- _SHORT EXERCISE_: Copy every record below exactly as written, but leave out the pictures.

(Saved entries)

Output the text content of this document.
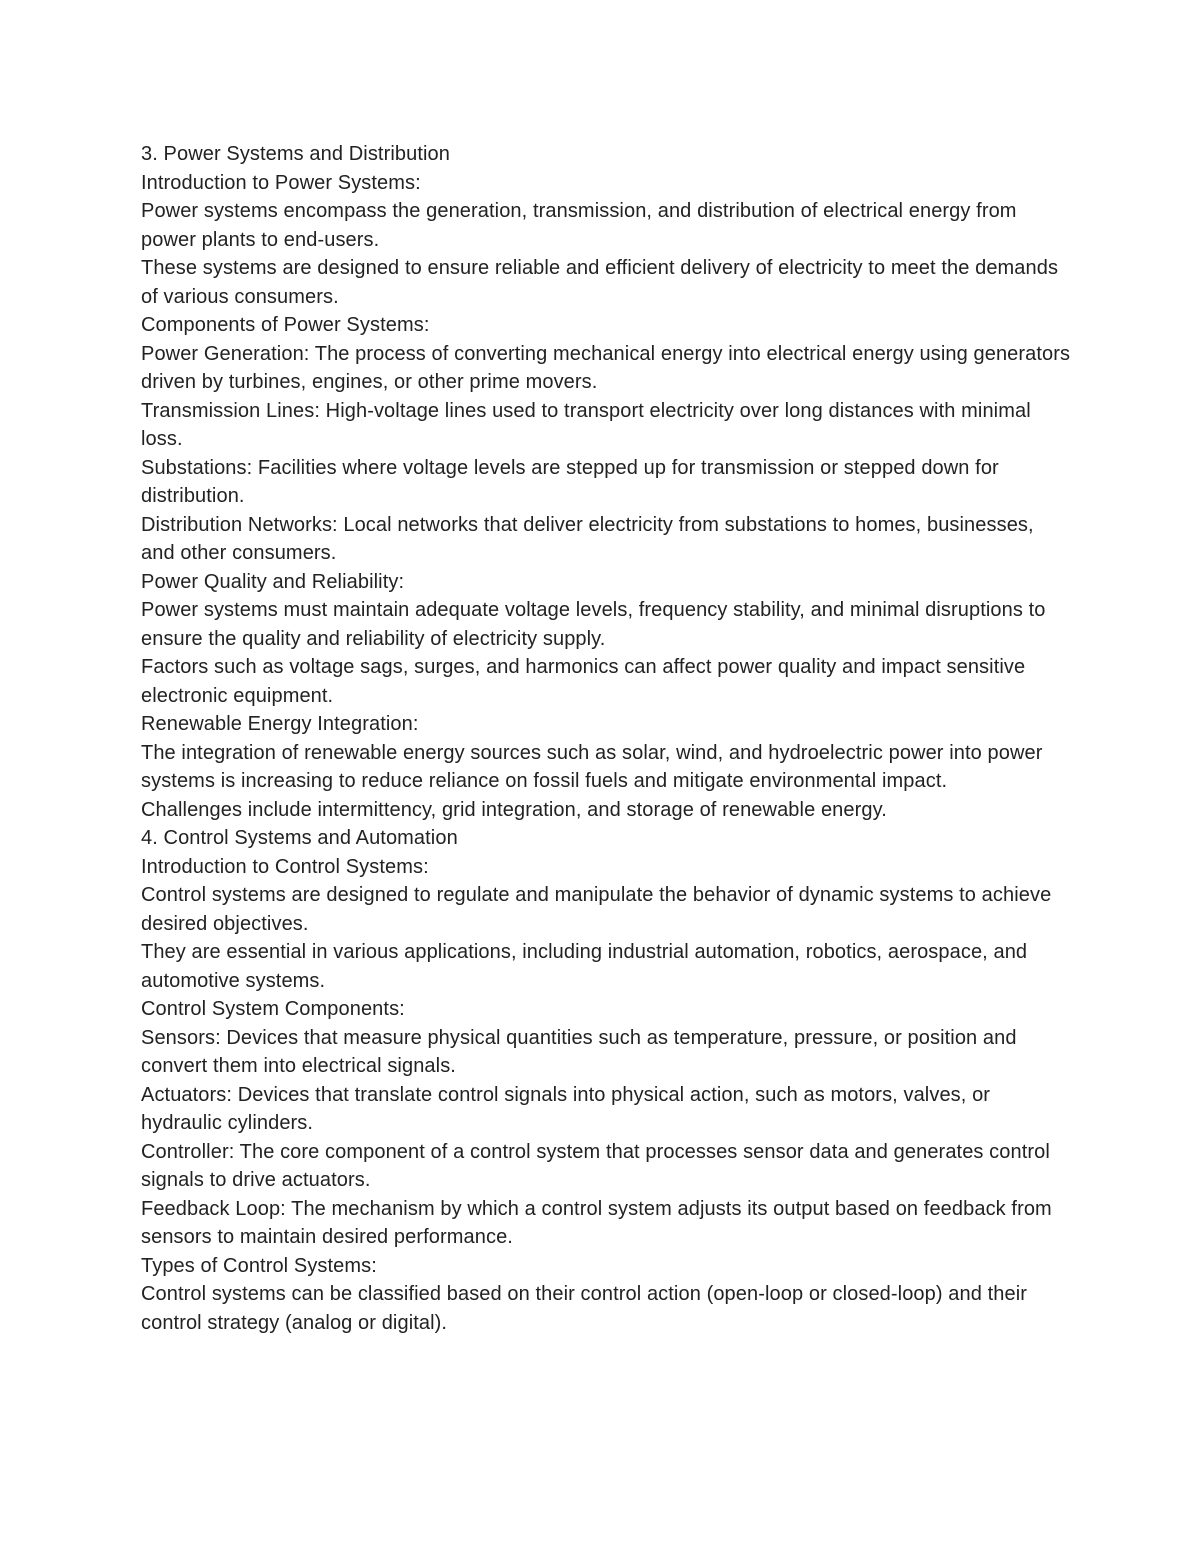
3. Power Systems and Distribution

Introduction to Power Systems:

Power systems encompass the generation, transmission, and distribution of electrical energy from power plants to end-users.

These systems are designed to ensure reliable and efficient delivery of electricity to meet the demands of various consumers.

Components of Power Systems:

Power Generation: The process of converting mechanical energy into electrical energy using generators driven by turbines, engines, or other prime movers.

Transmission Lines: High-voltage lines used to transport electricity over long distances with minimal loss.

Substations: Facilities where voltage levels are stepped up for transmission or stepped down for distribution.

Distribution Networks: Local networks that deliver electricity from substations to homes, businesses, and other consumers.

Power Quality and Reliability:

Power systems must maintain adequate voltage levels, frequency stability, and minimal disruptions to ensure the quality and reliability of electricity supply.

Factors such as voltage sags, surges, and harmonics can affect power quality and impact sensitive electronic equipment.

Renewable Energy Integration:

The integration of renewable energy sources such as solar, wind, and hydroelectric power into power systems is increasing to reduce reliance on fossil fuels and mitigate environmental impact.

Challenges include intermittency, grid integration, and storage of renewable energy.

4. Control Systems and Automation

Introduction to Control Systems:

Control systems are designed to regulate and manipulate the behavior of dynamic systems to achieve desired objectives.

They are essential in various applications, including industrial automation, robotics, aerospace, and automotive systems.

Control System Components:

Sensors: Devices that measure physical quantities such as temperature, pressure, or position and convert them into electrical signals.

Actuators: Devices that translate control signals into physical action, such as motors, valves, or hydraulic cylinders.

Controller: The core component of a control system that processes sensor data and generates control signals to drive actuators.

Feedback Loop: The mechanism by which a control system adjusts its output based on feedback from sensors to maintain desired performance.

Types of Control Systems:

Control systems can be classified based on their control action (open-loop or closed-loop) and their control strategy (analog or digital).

- _WORKED SOLUTION_:
Output the text content of this document.
3. Power Systems and Distribution

Introduction to Power Systems:

Power systems encompass the generation, transmission, and distribution of electrical energy from power plants to end-users.

These systems are designed to ensure reliable and efficient delivery of electricity to meet the demands of various consumers.

Components of Power Systems:

Power Generation: The process of converting mechanical energy into electrical energy using generators driven by turbines, engines, or other prime movers.

Transmission Lines: High-voltage lines used to transport electricity over long distances with minimal loss.

Substations: Facilities where voltage levels are stepped up for transmission or stepped down for distribution.

Distribution Networks: Local networks that deliver electricity from substations to homes, businesses, and other consumers.

Power Quality and Reliability:

Power systems must maintain adequate voltage levels, frequency stability, and minimal disruptions to ensure the quality and reliability of electricity supply.

Factors such as voltage sags, surges, and harmonics can affect power quality and impact sensitive electronic equipment.

Renewable Energy Integration:

The integration of renewable energy sources such as solar, wind, and hydroelectric power into power systems is increasing to reduce reliance on fossil fuels and mitigate environmental impact.

Challenges include intermittency, grid integration, and storage of renewable energy.

4. Control Systems and Automation

Introduction to Control Systems:

Control systems are designed to regulate and manipulate the behavior of dynamic systems to achieve desired objectives.

They are essential in various applications, including industrial automation, robotics, aerospace, and automotive systems.

Control System Components:

Sensors: Devices that measure physical quantities such as temperature, pressure, or position and convert them into electrical signals.

Actuators: Devices that translate control signals into physical action, such as motors, valves, or hydraulic cylinders.

Controller: The core component of a control system that processes sensor data and generates control signals to drive actuators.

Feedback Loop: The mechanism by which a control system adjusts its output based on feedback from sensors to maintain desired performance.

Types of Control Systems:

Control systems can be classified based on their control action (open-loop or closed-loop) and their control strategy (analog or digital).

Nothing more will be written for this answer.